### Requirements
Pick out every line of the entries below where "угол" occurs, and copy those lines.
--- start Given data ---
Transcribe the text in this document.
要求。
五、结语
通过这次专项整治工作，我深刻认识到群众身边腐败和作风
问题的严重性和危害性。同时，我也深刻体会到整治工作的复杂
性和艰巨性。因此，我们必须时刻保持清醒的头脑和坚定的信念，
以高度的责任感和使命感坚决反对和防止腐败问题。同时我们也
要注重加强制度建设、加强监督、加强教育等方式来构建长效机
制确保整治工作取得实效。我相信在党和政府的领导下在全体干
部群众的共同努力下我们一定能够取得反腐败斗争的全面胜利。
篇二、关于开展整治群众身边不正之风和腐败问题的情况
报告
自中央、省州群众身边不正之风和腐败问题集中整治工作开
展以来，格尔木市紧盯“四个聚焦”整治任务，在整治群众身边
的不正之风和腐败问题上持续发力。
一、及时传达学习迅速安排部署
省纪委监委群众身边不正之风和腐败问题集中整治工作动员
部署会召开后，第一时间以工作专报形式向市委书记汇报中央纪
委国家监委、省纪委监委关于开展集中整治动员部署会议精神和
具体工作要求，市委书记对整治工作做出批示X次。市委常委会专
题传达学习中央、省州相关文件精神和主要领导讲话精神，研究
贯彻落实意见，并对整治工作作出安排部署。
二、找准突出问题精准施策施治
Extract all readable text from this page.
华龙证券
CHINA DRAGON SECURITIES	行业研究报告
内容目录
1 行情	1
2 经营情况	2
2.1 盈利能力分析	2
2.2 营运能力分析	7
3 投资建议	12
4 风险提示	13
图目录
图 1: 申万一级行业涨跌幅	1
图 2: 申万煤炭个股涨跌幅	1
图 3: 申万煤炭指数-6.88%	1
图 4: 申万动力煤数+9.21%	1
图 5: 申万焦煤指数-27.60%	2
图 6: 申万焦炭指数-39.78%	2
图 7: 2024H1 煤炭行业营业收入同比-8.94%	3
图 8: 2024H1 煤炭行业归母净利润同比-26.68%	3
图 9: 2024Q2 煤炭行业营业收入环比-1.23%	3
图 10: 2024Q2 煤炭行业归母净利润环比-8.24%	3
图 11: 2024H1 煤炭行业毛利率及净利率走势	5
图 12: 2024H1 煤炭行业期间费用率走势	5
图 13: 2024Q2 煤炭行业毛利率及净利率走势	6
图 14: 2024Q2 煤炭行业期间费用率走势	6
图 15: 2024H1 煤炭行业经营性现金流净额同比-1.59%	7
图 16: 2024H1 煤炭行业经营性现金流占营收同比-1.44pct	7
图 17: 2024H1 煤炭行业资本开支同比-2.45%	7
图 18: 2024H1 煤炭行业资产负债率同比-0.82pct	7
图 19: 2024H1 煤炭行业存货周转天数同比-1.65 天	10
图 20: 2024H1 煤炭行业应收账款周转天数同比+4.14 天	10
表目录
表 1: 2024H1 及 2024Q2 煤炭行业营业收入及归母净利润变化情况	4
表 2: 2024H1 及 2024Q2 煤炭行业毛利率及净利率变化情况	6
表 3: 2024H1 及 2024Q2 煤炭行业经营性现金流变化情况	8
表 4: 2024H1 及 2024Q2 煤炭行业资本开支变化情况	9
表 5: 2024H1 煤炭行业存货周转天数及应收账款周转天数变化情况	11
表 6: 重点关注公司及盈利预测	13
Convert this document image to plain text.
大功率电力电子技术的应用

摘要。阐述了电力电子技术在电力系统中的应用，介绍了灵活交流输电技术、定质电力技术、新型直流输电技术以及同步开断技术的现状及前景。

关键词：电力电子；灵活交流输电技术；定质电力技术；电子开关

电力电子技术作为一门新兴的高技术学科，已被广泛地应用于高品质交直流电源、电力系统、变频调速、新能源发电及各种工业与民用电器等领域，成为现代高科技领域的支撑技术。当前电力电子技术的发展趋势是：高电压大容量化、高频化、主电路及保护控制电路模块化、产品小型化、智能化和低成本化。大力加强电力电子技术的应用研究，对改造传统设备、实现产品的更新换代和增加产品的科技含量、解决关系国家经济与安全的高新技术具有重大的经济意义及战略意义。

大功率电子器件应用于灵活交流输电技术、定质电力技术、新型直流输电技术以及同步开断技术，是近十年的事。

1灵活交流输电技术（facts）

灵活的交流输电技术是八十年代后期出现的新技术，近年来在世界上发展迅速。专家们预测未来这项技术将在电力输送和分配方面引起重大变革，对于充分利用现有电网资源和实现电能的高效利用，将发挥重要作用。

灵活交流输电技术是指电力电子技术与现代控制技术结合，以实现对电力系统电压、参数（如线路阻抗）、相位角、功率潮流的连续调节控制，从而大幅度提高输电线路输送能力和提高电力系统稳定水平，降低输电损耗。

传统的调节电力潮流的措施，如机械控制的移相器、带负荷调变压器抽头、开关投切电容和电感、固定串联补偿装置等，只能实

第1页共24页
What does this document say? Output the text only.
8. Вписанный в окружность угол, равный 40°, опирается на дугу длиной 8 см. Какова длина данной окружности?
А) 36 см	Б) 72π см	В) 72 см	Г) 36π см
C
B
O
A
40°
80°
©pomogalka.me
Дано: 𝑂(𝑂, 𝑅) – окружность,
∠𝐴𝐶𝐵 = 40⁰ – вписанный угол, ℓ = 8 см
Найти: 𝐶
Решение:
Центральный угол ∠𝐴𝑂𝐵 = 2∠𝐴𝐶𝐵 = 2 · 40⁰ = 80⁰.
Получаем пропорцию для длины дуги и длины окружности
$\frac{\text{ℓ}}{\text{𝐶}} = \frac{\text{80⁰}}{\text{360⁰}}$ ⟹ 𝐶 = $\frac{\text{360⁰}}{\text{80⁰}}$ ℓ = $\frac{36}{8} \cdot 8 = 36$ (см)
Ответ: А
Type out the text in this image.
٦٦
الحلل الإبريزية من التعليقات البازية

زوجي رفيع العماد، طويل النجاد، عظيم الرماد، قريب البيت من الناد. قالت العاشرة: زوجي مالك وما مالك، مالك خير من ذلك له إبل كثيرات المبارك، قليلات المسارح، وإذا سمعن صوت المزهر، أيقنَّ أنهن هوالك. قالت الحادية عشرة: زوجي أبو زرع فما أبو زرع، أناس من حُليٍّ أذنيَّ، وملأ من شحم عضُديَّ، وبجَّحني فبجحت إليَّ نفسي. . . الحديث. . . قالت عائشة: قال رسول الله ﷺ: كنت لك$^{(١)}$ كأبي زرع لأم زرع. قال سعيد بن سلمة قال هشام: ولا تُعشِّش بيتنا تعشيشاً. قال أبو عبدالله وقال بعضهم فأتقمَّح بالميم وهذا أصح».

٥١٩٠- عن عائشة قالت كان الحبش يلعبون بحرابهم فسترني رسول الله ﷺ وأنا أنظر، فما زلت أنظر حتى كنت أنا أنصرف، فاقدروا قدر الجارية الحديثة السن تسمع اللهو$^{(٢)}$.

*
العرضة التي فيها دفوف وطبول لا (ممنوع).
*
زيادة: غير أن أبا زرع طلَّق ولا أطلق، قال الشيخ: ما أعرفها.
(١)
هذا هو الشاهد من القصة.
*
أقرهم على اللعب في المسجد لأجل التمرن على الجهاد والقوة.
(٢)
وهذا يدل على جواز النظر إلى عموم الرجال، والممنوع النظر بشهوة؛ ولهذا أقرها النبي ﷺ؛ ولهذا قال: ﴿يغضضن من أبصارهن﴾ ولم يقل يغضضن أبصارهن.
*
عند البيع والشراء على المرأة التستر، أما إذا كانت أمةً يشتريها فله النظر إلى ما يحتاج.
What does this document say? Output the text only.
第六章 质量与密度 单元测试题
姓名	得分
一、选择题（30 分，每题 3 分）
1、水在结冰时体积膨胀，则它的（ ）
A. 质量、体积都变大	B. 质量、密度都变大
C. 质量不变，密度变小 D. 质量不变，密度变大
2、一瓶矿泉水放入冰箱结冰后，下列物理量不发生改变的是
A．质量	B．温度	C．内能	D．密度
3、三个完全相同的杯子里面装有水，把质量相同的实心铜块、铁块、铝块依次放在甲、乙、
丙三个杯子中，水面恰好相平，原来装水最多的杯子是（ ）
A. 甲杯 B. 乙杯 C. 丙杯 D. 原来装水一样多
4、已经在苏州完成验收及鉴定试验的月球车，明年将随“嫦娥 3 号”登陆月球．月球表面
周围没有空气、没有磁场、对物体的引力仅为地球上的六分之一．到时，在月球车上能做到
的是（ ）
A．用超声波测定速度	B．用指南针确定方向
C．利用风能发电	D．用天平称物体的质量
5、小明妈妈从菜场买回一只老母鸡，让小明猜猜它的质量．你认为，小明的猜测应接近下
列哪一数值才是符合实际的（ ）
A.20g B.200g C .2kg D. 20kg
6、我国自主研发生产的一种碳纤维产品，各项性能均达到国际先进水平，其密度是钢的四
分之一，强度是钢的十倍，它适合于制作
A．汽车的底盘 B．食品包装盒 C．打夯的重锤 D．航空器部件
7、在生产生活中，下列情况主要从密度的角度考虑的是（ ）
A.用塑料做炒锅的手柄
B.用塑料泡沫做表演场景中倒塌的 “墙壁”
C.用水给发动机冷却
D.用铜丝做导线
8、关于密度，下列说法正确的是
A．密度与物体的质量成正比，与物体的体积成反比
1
--- end Given data ---
### Solved problem
8. Вписанный в окружность угол, равный 40°, опирается на дугу длиной 8 см. Какова длина данной окружности?
∠𝐴𝐶𝐵 = 40⁰ – вписанный угол, ℓ = 8 см
Центральный угол ∠𝐴𝑂𝐵 = 2∠𝐴𝐶𝐵 = 2 · 40⁰ = 80⁰.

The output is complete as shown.